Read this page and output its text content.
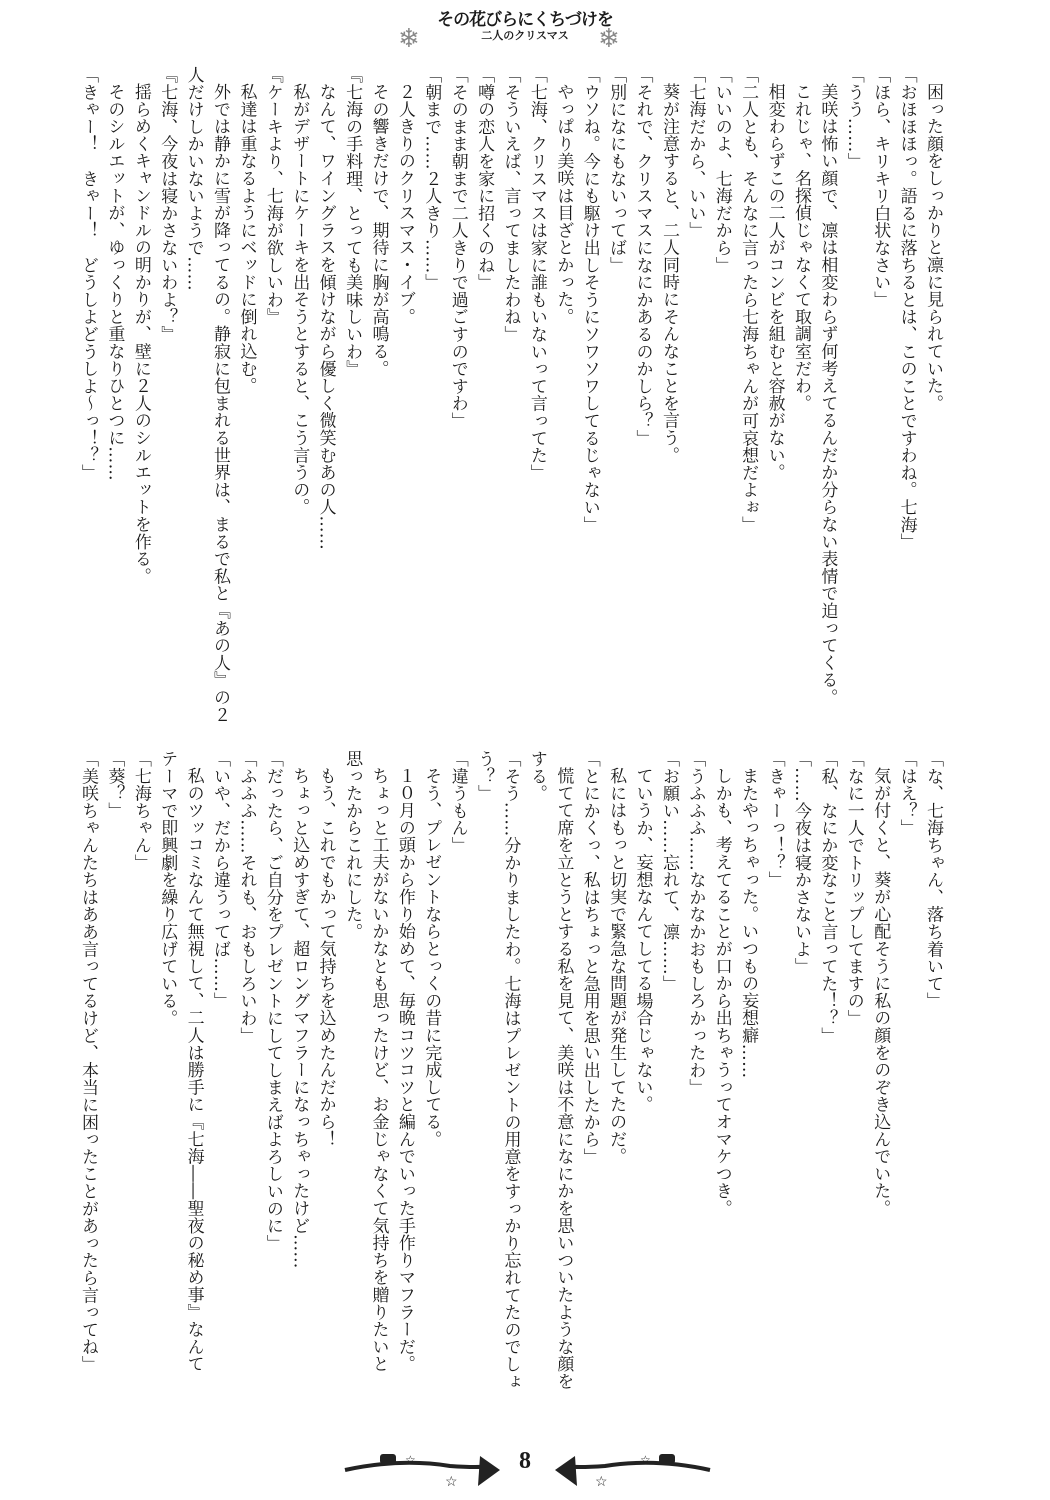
❄
その花びらにくちづけを
二人のクリスマス	❄

困った顔をしっかりと凛に見られていた。

「おほほほっ。語るに落ちるとは、このことですわね。七海」

「ほら、キリキリ白状なさい」

「うう……」

美咲は怖い顔で、凛は相変わらず何考えてるんだか分らない表情で迫ってくる。

これじゃ、名探偵じゃなくて取調室だわ。

相変わらずこの二人がコンビを組むと容赦がない。

「二人とも、そんなに言ったら七海ちゃんが可哀想だよぉ」

「いいのよ、七海だから」

「七海だから、いい」

葵が注意すると、二人同時にそんなことを言う。

「それで、クリスマスになにかあるのかしら？」

「別になにもないってば」

「ウソね。今にも駆け出しそうにソワソワしてるじゃない」

やっぱり美咲は目ざとかった。

「七海、クリスマスは家に誰もいないって言ってた」

「そういえば、言ってましたわね」

「噂の恋人を家に招くのね」

「そのまま朝まで二人きりで過ごすのですわ」

「朝まで……２人きり……」

２人きりのクリスマス・イブ。

その響きだけで、期待に胸が高鳴る。

『七海の手料理、とっても美味しいわ』

なんて、ワイングラスを傾けながら優しく微笑むあの人……

私がデザートにケーキを出そうとすると、こう言うの。

『ケーキより、七海が欲しいわ』

私達は重なるようにベッドに倒れ込む。

外では静かに雪が降ってるの。静寂に包まれる世界は、まるで私と『あの人』の２

人だけしかいないようで……

『七海、今夜は寝かさないわよ？』

揺らめくキャンドルの明かりが、壁に２人のシルエットを作る。

そのシルエットが、ゆっくりと重なりひとつに……

「きゃー！　きゃー！　どうしよどうしよ～っ！？」

「な、七海ちゃん、落ち着いて」

「はえ？」

気が付くと、葵が心配そうに私の顔をのぞき込んでいた。

「なに一人でトリップしてますの」

「私、なにか変なこと言ってた！？」

「……今夜は寝かさないよ」

「きゃーっ！？」

またやっちゃった。いつもの妄想癖……

しかも、考えてることが口から出ちゃうってオマケつき。

「うふふふ……なかなかおもしろかったわ」

「お願い……忘れて、凛……」

ていうか、妄想なんてしてる場合じゃない。

私にはもっと切実で緊急な問題が発生してたのだ。

「とにかくっ、私はちょっと急用を思い出したから」

慌てて席を立とうとする私を見て、美咲は不意になにかを思いついたような顔を

する。

「そう……分かりましたわ。七海はプレゼントの用意をすっかり忘れてたのでしょ

う？」

「違うもん」

そう、プレゼントならとっくの昔に完成してる。

１０月の頭から作り始めて、毎晩コツコツと編んでいった手作りマフラーだ。

ちょっと工夫がないかなとも思ったけど、お金じゃなくて気持ちを贈りたいと

思ったからこれにした。

もう、これでもかって気持ちを込めたんだから！

ちょっと込めすぎて、超ロングマフラーになっちゃったけど……

「だったら、ご自分をプレゼントにしてしまえばよろしいのに」

「ふふふ……それも、おもしろいわ」

「いや、だから違うってば……」

私のツッコミなんて無視して、二人は勝手に『七海――聖夜の秘め事』なんて

テーマで即興劇を繰り広げている。

「七海ちゃん」

「葵？」

「美咲ちゃんたちはああ言ってるけど、本当に困ったことがあったら言ってね」

☆
☆
8	☆
☆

_ _ _ _ _

- GIVEN REQUEST -
Omit any images, then output the listing exactly.

- FULL ANSWER -
Read this page and output its text content.
❄
その花びらにくちづけを
二人のクリスマス	❄

困った顔をしっかりと凛に見られていた。

「おほほほっ。語るに落ちるとは、このことですわね。七海」

「ほら、キリキリ白状なさい」

「うう……」

美咲は怖い顔で、凛は相変わらず何考えてるんだか分らない表情で迫ってくる。

これじゃ、名探偵じゃなくて取調室だわ。

相変わらずこの二人がコンビを組むと容赦がない。

「二人とも、そんなに言ったら七海ちゃんが可哀想だよぉ」

「いいのよ、七海だから」

「七海だから、いい」

葵が注意すると、二人同時にそんなことを言う。

「それで、クリスマスになにかあるのかしら？」

「別になにもないってば」

「ウソね。今にも駆け出しそうにソワソワしてるじゃない」

やっぱり美咲は目ざとかった。

「七海、クリスマスは家に誰もいないって言ってた」

「そういえば、言ってましたわね」

「噂の恋人を家に招くのね」

「そのまま朝まで二人きりで過ごすのですわ」

「朝まで……２人きり……」

２人きりのクリスマス・イブ。

その響きだけで、期待に胸が高鳴る。

『七海の手料理、とっても美味しいわ』

なんて、ワイングラスを傾けながら優しく微笑むあの人……

私がデザートにケーキを出そうとすると、こう言うの。

『ケーキより、七海が欲しいわ』

私達は重なるようにベッドに倒れ込む。

外では静かに雪が降ってるの。静寂に包まれる世界は、まるで私と『あの人』の２

人だけしかいないようで……

『七海、今夜は寝かさないわよ？』

揺らめくキャンドルの明かりが、壁に２人のシルエットを作る。

そのシルエットが、ゆっくりと重なりひとつに……

「きゃー！　きゃー！　どうしよどうしよ～っ！？」

「な、七海ちゃん、落ち着いて」

「はえ？」

気が付くと、葵が心配そうに私の顔をのぞき込んでいた。

「なに一人でトリップしてますの」

「私、なにか変なこと言ってた！？」

「……今夜は寝かさないよ」

「きゃーっ！？」

またやっちゃった。いつもの妄想癖……

しかも、考えてることが口から出ちゃうってオマケつき。

「うふふふ……なかなかおもしろかったわ」

「お願い……忘れて、凛……」

ていうか、妄想なんてしてる場合じゃない。

私にはもっと切実で緊急な問題が発生してたのだ。

「とにかくっ、私はちょっと急用を思い出したから」

慌てて席を立とうとする私を見て、美咲は不意になにかを思いついたような顔を

する。

「そう……分かりましたわ。七海はプレゼントの用意をすっかり忘れてたのでしょ

う？」

「違うもん」

そう、プレゼントならとっくの昔に完成してる。

１０月の頭から作り始めて、毎晩コツコツと編んでいった手作りマフラーだ。

ちょっと工夫がないかなとも思ったけど、お金じゃなくて気持ちを贈りたいと

思ったからこれにした。

もう、これでもかって気持ちを込めたんだから！

ちょっと込めすぎて、超ロングマフラーになっちゃったけど……

「だったら、ご自分をプレゼントにしてしまえばよろしいのに」

「ふふふ……それも、おもしろいわ」

「いや、だから違うってば……」

私のツッコミなんて無視して、二人は勝手に『七海――聖夜の秘め事』なんて

テーマで即興劇を繰り広げている。

「七海ちゃん」

「葵？」

「美咲ちゃんたちはああ言ってるけど、本当に困ったことがあったら言ってね」

☆
☆
8	☆
☆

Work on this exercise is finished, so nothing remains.